■ Material:
________________________________________

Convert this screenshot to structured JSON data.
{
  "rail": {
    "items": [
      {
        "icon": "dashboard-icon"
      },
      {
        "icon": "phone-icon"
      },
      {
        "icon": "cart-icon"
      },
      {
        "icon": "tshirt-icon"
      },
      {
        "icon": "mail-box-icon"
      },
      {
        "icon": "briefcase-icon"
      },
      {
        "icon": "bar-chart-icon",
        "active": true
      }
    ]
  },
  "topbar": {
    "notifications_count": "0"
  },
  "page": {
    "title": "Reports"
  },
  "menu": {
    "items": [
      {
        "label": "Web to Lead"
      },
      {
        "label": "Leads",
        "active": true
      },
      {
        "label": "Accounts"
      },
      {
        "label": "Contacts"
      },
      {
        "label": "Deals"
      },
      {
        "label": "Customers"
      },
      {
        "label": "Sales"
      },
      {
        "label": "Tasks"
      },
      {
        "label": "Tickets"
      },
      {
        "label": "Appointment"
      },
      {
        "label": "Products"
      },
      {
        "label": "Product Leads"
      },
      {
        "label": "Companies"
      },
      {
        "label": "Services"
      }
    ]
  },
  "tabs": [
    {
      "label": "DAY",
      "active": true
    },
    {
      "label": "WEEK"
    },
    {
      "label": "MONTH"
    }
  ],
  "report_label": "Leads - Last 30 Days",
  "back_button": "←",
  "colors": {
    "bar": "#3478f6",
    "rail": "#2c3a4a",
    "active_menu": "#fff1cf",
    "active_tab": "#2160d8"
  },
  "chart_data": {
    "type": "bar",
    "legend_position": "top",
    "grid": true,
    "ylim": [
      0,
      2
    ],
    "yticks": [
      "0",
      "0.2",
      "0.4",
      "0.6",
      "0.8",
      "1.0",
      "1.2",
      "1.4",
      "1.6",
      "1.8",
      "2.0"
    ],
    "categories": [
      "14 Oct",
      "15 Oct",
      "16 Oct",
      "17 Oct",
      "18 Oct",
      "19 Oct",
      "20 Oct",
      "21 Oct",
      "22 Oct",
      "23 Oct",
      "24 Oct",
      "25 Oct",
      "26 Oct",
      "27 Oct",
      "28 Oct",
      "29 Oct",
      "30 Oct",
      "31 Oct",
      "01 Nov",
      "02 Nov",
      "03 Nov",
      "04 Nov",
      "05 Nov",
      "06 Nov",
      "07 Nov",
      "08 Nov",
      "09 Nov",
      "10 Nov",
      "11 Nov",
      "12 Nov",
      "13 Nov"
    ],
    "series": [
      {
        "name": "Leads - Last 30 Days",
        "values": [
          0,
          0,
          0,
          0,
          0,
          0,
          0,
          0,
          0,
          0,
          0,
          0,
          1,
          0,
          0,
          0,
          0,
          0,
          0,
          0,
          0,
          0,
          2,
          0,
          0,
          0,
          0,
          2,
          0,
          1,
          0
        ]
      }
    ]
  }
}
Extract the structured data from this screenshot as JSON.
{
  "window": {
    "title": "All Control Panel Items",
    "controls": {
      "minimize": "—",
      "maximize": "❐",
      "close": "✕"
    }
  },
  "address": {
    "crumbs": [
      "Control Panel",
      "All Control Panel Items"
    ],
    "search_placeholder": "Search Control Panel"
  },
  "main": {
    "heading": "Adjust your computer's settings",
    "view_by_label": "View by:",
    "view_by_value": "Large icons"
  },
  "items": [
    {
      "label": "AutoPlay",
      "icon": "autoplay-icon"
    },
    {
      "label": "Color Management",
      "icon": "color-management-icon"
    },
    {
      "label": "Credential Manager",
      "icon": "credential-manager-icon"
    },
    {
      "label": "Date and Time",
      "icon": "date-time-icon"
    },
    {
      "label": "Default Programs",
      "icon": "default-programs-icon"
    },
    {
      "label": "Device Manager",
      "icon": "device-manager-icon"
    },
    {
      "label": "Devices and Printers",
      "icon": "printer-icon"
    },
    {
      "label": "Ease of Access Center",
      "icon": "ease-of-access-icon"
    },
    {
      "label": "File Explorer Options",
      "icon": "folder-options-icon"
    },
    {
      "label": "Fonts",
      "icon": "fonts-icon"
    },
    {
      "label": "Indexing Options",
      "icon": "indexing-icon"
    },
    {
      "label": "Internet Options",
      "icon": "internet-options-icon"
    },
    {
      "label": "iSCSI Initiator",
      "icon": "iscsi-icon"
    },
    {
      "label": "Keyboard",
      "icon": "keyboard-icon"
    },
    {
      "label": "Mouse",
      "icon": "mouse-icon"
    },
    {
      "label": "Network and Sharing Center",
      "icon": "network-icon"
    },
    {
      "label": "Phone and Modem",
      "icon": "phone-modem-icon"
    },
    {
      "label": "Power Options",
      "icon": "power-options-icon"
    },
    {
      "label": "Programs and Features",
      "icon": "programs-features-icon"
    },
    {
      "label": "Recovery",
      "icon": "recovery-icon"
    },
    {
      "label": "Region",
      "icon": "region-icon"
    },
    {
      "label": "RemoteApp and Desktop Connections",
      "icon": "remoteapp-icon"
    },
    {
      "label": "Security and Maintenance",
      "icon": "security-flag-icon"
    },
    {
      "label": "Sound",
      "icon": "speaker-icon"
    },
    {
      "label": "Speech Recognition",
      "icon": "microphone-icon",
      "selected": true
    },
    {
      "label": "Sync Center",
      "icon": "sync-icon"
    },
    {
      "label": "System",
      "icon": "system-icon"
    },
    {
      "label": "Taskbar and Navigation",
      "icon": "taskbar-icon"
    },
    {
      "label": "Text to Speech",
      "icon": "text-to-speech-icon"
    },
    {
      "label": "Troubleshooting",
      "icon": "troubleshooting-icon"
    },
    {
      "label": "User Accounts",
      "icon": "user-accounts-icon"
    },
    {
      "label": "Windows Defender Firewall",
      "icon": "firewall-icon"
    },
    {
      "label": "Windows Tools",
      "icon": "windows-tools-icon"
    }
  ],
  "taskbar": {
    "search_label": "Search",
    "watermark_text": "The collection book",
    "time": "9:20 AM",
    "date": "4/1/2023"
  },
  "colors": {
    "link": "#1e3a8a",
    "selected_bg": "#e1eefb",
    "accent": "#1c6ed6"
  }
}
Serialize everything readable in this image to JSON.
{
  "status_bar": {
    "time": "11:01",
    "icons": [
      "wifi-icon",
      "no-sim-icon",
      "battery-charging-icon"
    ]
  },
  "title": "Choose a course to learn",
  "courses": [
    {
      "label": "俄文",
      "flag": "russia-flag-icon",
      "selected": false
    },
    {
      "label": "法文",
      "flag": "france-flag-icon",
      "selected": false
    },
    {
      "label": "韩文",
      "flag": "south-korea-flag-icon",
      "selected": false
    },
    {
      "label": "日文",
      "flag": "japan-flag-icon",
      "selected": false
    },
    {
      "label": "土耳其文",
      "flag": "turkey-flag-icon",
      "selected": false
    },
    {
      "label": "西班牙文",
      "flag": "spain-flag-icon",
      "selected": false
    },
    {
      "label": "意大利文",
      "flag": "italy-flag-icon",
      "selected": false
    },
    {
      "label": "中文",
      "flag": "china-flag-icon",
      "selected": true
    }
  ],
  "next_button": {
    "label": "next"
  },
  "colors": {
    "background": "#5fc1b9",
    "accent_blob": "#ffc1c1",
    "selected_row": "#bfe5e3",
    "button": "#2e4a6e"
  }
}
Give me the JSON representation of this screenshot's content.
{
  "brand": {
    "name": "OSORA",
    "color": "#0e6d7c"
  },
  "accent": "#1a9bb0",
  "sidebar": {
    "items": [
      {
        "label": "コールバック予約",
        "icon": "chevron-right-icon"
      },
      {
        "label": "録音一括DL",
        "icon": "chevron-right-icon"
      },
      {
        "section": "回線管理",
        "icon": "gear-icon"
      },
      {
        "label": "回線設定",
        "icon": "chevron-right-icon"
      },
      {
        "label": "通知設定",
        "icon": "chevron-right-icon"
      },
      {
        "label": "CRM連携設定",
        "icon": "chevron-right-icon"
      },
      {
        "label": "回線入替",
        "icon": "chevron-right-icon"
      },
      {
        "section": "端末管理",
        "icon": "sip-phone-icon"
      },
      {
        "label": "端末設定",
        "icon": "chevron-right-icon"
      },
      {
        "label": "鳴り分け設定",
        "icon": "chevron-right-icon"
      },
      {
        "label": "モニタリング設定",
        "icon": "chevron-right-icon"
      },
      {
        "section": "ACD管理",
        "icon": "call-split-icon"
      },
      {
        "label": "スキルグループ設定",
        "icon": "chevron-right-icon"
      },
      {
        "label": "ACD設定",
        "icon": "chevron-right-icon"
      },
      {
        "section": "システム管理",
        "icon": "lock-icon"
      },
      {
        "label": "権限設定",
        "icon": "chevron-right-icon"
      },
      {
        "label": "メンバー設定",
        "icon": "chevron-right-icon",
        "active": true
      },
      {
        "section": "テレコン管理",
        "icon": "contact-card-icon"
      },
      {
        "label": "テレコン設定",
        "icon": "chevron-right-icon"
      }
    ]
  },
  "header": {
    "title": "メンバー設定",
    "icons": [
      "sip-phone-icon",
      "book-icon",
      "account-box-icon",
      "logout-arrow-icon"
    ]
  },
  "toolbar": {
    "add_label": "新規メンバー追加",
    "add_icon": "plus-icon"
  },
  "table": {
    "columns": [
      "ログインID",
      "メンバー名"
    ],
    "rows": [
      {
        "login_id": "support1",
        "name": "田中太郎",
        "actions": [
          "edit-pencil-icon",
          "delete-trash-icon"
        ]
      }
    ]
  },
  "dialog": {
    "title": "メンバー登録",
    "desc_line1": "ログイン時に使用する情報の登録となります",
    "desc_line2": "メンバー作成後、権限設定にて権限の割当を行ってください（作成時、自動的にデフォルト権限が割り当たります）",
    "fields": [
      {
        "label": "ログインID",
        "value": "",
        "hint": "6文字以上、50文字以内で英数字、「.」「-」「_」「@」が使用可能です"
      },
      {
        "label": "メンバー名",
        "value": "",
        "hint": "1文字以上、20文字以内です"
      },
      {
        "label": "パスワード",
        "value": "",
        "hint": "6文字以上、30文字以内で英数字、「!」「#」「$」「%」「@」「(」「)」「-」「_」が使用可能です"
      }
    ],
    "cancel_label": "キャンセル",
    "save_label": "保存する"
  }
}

________________________________________

■ To do: Collect every line with the string "section" from the records, and copy each.

■ Written answer:
        "section": "回線管理",
        "section": "端末管理",
        "section": "ACD管理",
        "section": "システム管理",
        "section": "テレコン管理",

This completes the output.